Working data:
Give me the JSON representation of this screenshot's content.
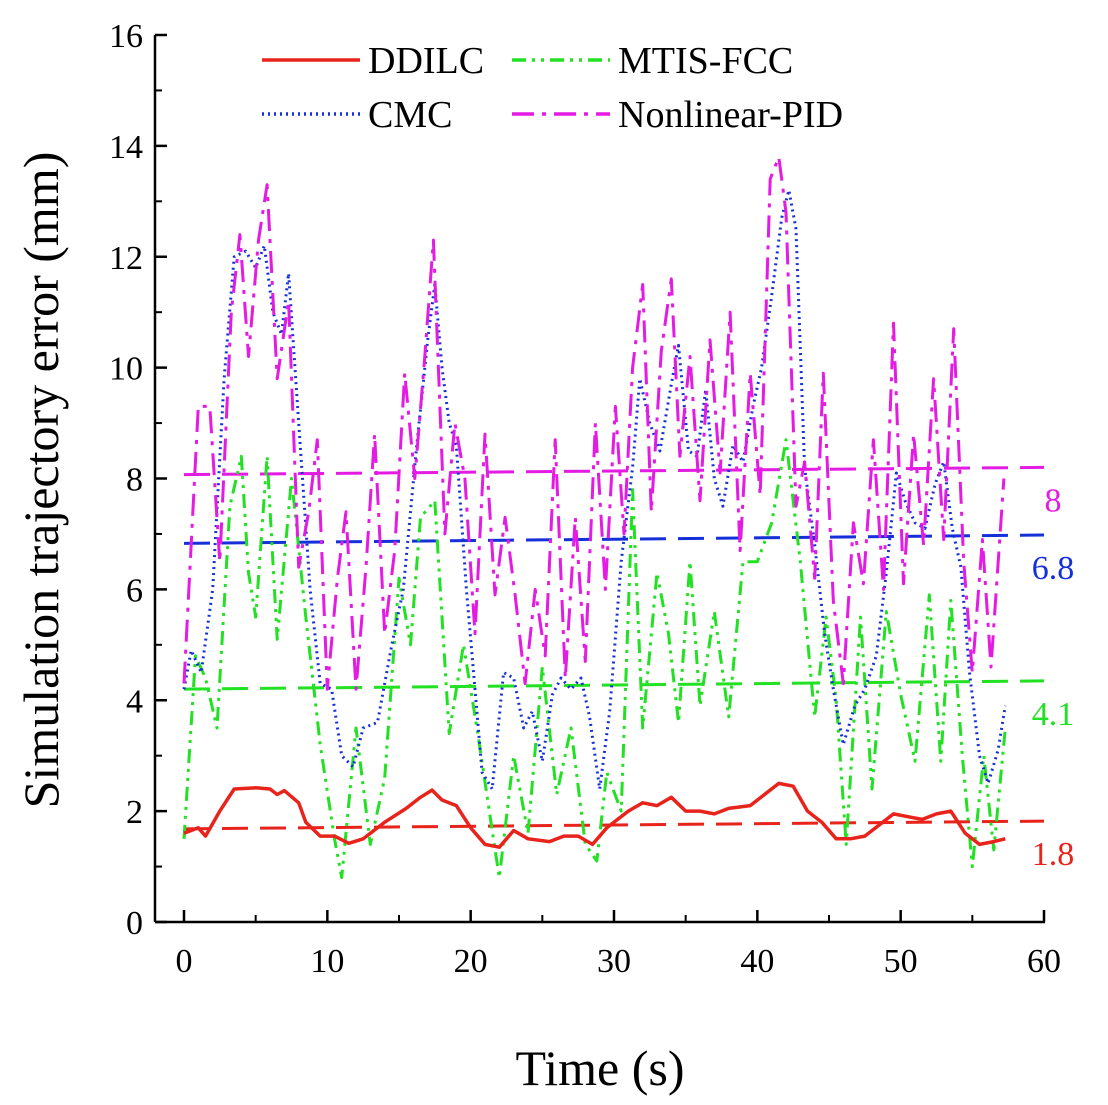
{
  "chart_data": {
    "type": "line",
    "xlabel": "Time (s)",
    "ylabel": "Simulation trajectory error (mm)",
    "xlim": [
      -2,
      60
    ],
    "ylim": [
      0,
      16
    ],
    "xticks": [
      0,
      10,
      20,
      30,
      40,
      50,
      60
    ],
    "yticks": [
      0,
      2,
      4,
      6,
      8,
      10,
      12,
      14,
      16
    ],
    "legend": {
      "placement": "top"
    },
    "series": [
      {
        "name": "DDILC",
        "color": "#e8231c",
        "dash": "solid",
        "points": [
          [
            0,
            1.6
          ],
          [
            1,
            1.7
          ],
          [
            1.5,
            1.55
          ],
          [
            2.5,
            2.0
          ],
          [
            3.5,
            2.4
          ],
          [
            5,
            2.42
          ],
          [
            6,
            2.4
          ],
          [
            6.5,
            2.3
          ],
          [
            7,
            2.37
          ],
          [
            8,
            2.15
          ],
          [
            8.5,
            1.8
          ],
          [
            9.5,
            1.55
          ],
          [
            10.5,
            1.55
          ],
          [
            11.5,
            1.42
          ],
          [
            12.5,
            1.5
          ],
          [
            14,
            1.8
          ],
          [
            15.5,
            2.05
          ],
          [
            16.5,
            2.25
          ],
          [
            17.3,
            2.38
          ],
          [
            18,
            2.2
          ],
          [
            19,
            2.1
          ],
          [
            20,
            1.7
          ],
          [
            21,
            1.4
          ],
          [
            22,
            1.35
          ],
          [
            23,
            1.65
          ],
          [
            24,
            1.5
          ],
          [
            25.5,
            1.45
          ],
          [
            26.5,
            1.55
          ],
          [
            27.5,
            1.55
          ],
          [
            28.5,
            1.4
          ],
          [
            29.5,
            1.7
          ],
          [
            31,
            2.0
          ],
          [
            32,
            2.15
          ],
          [
            33,
            2.1
          ],
          [
            34,
            2.25
          ],
          [
            35,
            2.0
          ],
          [
            36,
            2.0
          ],
          [
            37,
            1.95
          ],
          [
            38,
            2.05
          ],
          [
            39.5,
            2.1
          ],
          [
            40.5,
            2.3
          ],
          [
            41.5,
            2.5
          ],
          [
            42.5,
            2.45
          ],
          [
            43.5,
            2.0
          ],
          [
            44.5,
            1.8
          ],
          [
            45.5,
            1.5
          ],
          [
            46.5,
            1.5
          ],
          [
            47.5,
            1.55
          ],
          [
            48.5,
            1.75
          ],
          [
            49.5,
            1.95
          ],
          [
            50.5,
            1.9
          ],
          [
            51.5,
            1.85
          ],
          [
            52.5,
            1.95
          ],
          [
            53.5,
            2.0
          ],
          [
            54.5,
            1.6
          ],
          [
            55.5,
            1.4
          ],
          [
            56.5,
            1.45
          ],
          [
            57.3,
            1.5
          ]
        ]
      },
      {
        "name": "MTIS-FCC",
        "color": "#22e022",
        "dash": "dashdotdot",
        "points": [
          [
            0,
            1.5
          ],
          [
            0.8,
            4.8
          ],
          [
            1.5,
            4.4
          ],
          [
            2.3,
            3.5
          ],
          [
            3.2,
            7.5
          ],
          [
            4,
            8.4
          ],
          [
            4.5,
            6.3
          ],
          [
            5,
            5.5
          ],
          [
            5.8,
            8.4
          ],
          [
            6.5,
            5.1
          ],
          [
            7.5,
            8.0
          ],
          [
            8.5,
            5.5
          ],
          [
            9.5,
            3.2
          ],
          [
            10.5,
            1.5
          ],
          [
            11,
            0.8
          ],
          [
            12,
            3.5
          ],
          [
            13,
            1.4
          ],
          [
            14,
            2.6
          ],
          [
            15,
            6.2
          ],
          [
            15.8,
            5.0
          ],
          [
            16.5,
            7.3
          ],
          [
            17.5,
            7.6
          ],
          [
            18.5,
            3.4
          ],
          [
            19.5,
            5.0
          ],
          [
            20.5,
            3.4
          ],
          [
            21.3,
            2.0
          ],
          [
            22,
            0.8
          ],
          [
            23,
            3.0
          ],
          [
            24,
            1.6
          ],
          [
            25,
            4.6
          ],
          [
            26,
            2.3
          ],
          [
            27,
            3.5
          ],
          [
            28,
            1.4
          ],
          [
            28.8,
            1.1
          ],
          [
            29.5,
            2.7
          ],
          [
            30.5,
            2.0
          ],
          [
            31.3,
            7.8
          ],
          [
            32,
            3.5
          ],
          [
            33,
            6.3
          ],
          [
            33.8,
            5.2
          ],
          [
            34.5,
            3.6
          ],
          [
            35.3,
            6.5
          ],
          [
            36,
            3.9
          ],
          [
            37,
            5.6
          ],
          [
            38,
            3.7
          ],
          [
            39,
            6.5
          ],
          [
            40,
            6.5
          ],
          [
            41,
            7.2
          ],
          [
            42,
            8.7
          ],
          [
            43,
            6.5
          ],
          [
            44,
            3.7
          ],
          [
            44.8,
            5.5
          ],
          [
            45.5,
            4.0
          ],
          [
            46.2,
            1.4
          ],
          [
            47.2,
            5.5
          ],
          [
            48,
            2.4
          ],
          [
            49,
            5.6
          ],
          [
            50,
            4.1
          ],
          [
            51,
            2.9
          ],
          [
            52,
            5.9
          ],
          [
            52.8,
            2.9
          ],
          [
            53.5,
            5.8
          ],
          [
            54.3,
            3.0
          ],
          [
            55,
            1.0
          ],
          [
            55.8,
            3.0
          ],
          [
            56.5,
            1.3
          ],
          [
            57.3,
            3.5
          ]
        ]
      },
      {
        "name": "CMC",
        "color": "#1530d8",
        "dash": "dotted",
        "points": [
          [
            0,
            4.2
          ],
          [
            0.5,
            4.9
          ],
          [
            1.2,
            4.5
          ],
          [
            2,
            6.0
          ],
          [
            2.8,
            9.8
          ],
          [
            3.5,
            12.0
          ],
          [
            4.3,
            12.1
          ],
          [
            5,
            11.8
          ],
          [
            5.6,
            12.2
          ],
          [
            6.2,
            11.0
          ],
          [
            6.8,
            10.6
          ],
          [
            7.3,
            11.7
          ],
          [
            8,
            9.0
          ],
          [
            8.8,
            6.0
          ],
          [
            9.5,
            4.3
          ],
          [
            10.3,
            4.2
          ],
          [
            11,
            3.0
          ],
          [
            11.8,
            2.8
          ],
          [
            12.5,
            3.5
          ],
          [
            13.5,
            3.6
          ],
          [
            14.5,
            5.0
          ],
          [
            15.3,
            6.0
          ],
          [
            16.2,
            8.5
          ],
          [
            17,
            10.5
          ],
          [
            17.5,
            11.5
          ],
          [
            18,
            10.0
          ],
          [
            18.5,
            9.0
          ],
          [
            19,
            8.6
          ],
          [
            19.7,
            6.0
          ],
          [
            20.3,
            4.2
          ],
          [
            20.8,
            2.7
          ],
          [
            21.5,
            2.4
          ],
          [
            22.3,
            4.5
          ],
          [
            23,
            4.4
          ],
          [
            23.7,
            3.5
          ],
          [
            24.3,
            3.8
          ],
          [
            25,
            2.9
          ],
          [
            25.7,
            4.1
          ],
          [
            26.3,
            4.4
          ],
          [
            27,
            4.2
          ],
          [
            27.7,
            4.4
          ],
          [
            28.3,
            3.7
          ],
          [
            29,
            2.4
          ],
          [
            29.7,
            3.8
          ],
          [
            30.5,
            6.5
          ],
          [
            31.3,
            8.2
          ],
          [
            31.8,
            9.8
          ],
          [
            32.5,
            9.0
          ],
          [
            33.2,
            8.5
          ],
          [
            34,
            9.7
          ],
          [
            34.5,
            10.4
          ],
          [
            35.2,
            8.5
          ],
          [
            35.8,
            8.4
          ],
          [
            36.4,
            9.6
          ],
          [
            37,
            8.0
          ],
          [
            37.6,
            7.5
          ],
          [
            38.3,
            8.6
          ],
          [
            39,
            8.3
          ],
          [
            39.7,
            9.3
          ],
          [
            40.3,
            10.0
          ],
          [
            41,
            11.3
          ],
          [
            41.7,
            12.7
          ],
          [
            42.2,
            13.2
          ],
          [
            42.7,
            12.5
          ],
          [
            43.3,
            8.2
          ],
          [
            44,
            6.8
          ],
          [
            44.7,
            5.2
          ],
          [
            45.3,
            4.2
          ],
          [
            46,
            3.2
          ],
          [
            46.8,
            3.9
          ],
          [
            47.5,
            4.2
          ],
          [
            48.3,
            4.8
          ],
          [
            49,
            6.3
          ],
          [
            49.7,
            8.1
          ],
          [
            50.3,
            7.6
          ],
          [
            51,
            7.2
          ],
          [
            51.7,
            7.1
          ],
          [
            52.4,
            7.9
          ],
          [
            53,
            8.3
          ],
          [
            53.6,
            7.1
          ],
          [
            54.2,
            6.4
          ],
          [
            54.8,
            4.5
          ],
          [
            55.5,
            3.0
          ],
          [
            56.1,
            2.5
          ],
          [
            56.8,
            3.1
          ],
          [
            57.3,
            3.9
          ]
        ]
      },
      {
        "name": "Nonlinear-PID",
        "color": "#e31be3",
        "dash": "dashdot",
        "points": [
          [
            0,
            4.3
          ],
          [
            1,
            9.3
          ],
          [
            1.8,
            9.3
          ],
          [
            2.5,
            6.5
          ],
          [
            3.3,
            11.0
          ],
          [
            3.9,
            12.4
          ],
          [
            4.5,
            10.2
          ],
          [
            5.2,
            12.3
          ],
          [
            5.8,
            13.3
          ],
          [
            6.5,
            9.8
          ],
          [
            7.3,
            11.2
          ],
          [
            8,
            6.4
          ],
          [
            8.7,
            7.4
          ],
          [
            9.3,
            8.7
          ],
          [
            10,
            4.2
          ],
          [
            10.7,
            6.2
          ],
          [
            11.3,
            7.4
          ],
          [
            12,
            4.2
          ],
          [
            12.7,
            6.4
          ],
          [
            13.3,
            8.8
          ],
          [
            14,
            5.2
          ],
          [
            14.7,
            6.7
          ],
          [
            15.4,
            9.9
          ],
          [
            16.1,
            8.0
          ],
          [
            16.8,
            10.2
          ],
          [
            17.4,
            12.3
          ],
          [
            18.2,
            7.0
          ],
          [
            18.9,
            9.0
          ],
          [
            19.6,
            8.0
          ],
          [
            20.3,
            5.2
          ],
          [
            21,
            8.8
          ],
          [
            21.7,
            5.9
          ],
          [
            22.4,
            7.3
          ],
          [
            23.1,
            5.9
          ],
          [
            23.8,
            4.3
          ],
          [
            24.5,
            6.0
          ],
          [
            25.2,
            4.8
          ],
          [
            25.9,
            8.7
          ],
          [
            26.6,
            4.4
          ],
          [
            27.3,
            7.3
          ],
          [
            28,
            4.7
          ],
          [
            28.7,
            9.0
          ],
          [
            29.4,
            6.0
          ],
          [
            30.1,
            9.3
          ],
          [
            30.7,
            7.0
          ],
          [
            31.3,
            10.0
          ],
          [
            32,
            11.5
          ],
          [
            32.6,
            7.4
          ],
          [
            33.3,
            10.3
          ],
          [
            34,
            11.6
          ],
          [
            34.6,
            8.4
          ],
          [
            35.3,
            10.2
          ],
          [
            36,
            7.6
          ],
          [
            36.7,
            10.5
          ],
          [
            37.4,
            8.1
          ],
          [
            38.1,
            11.0
          ],
          [
            38.8,
            6.7
          ],
          [
            39.5,
            9.9
          ],
          [
            40.2,
            7.7
          ],
          [
            40.9,
            13.4
          ],
          [
            41.5,
            13.8
          ],
          [
            42,
            12.8
          ],
          [
            42.7,
            7.5
          ],
          [
            43.3,
            8.3
          ],
          [
            44,
            6.2
          ],
          [
            44.6,
            9.9
          ],
          [
            45.3,
            5.8
          ],
          [
            46,
            4.3
          ],
          [
            46.7,
            7.2
          ],
          [
            47.4,
            6.1
          ],
          [
            48.1,
            8.7
          ],
          [
            48.8,
            6.0
          ],
          [
            49.5,
            10.8
          ],
          [
            50.2,
            6.1
          ],
          [
            50.9,
            8.8
          ],
          [
            51.6,
            6.8
          ],
          [
            52.3,
            9.8
          ],
          [
            53,
            6.9
          ],
          [
            53.7,
            10.7
          ],
          [
            54.4,
            6.5
          ],
          [
            55,
            4.5
          ],
          [
            55.7,
            6.9
          ],
          [
            56.3,
            4.6
          ],
          [
            57.2,
            8.0
          ]
        ]
      }
    ],
    "mean_lines": [
      {
        "series": "DDILC",
        "label": "1.8",
        "color": "#e8231c",
        "y_start": 1.68,
        "y_end": 1.82
      },
      {
        "series": "MTIS-FCC",
        "label": "4.1",
        "color": "#22e022",
        "y_start": 4.2,
        "y_end": 4.35
      },
      {
        "series": "CMC",
        "label": "6.8",
        "color": "#1530d8",
        "y_start": 6.83,
        "y_end": 6.98
      },
      {
        "series": "Nonlinear-PID",
        "label": "8",
        "color": "#e31be3",
        "y_start": 8.07,
        "y_end": 8.2
      }
    ]
  }
}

To do: Write out every line of the listing that holds the word "series".

Written solution:
    "series": [
        "series": "DDILC",
        "series": "MTIS-FCC",
        "series": "CMC",
        "series": "Nonlinear-PID",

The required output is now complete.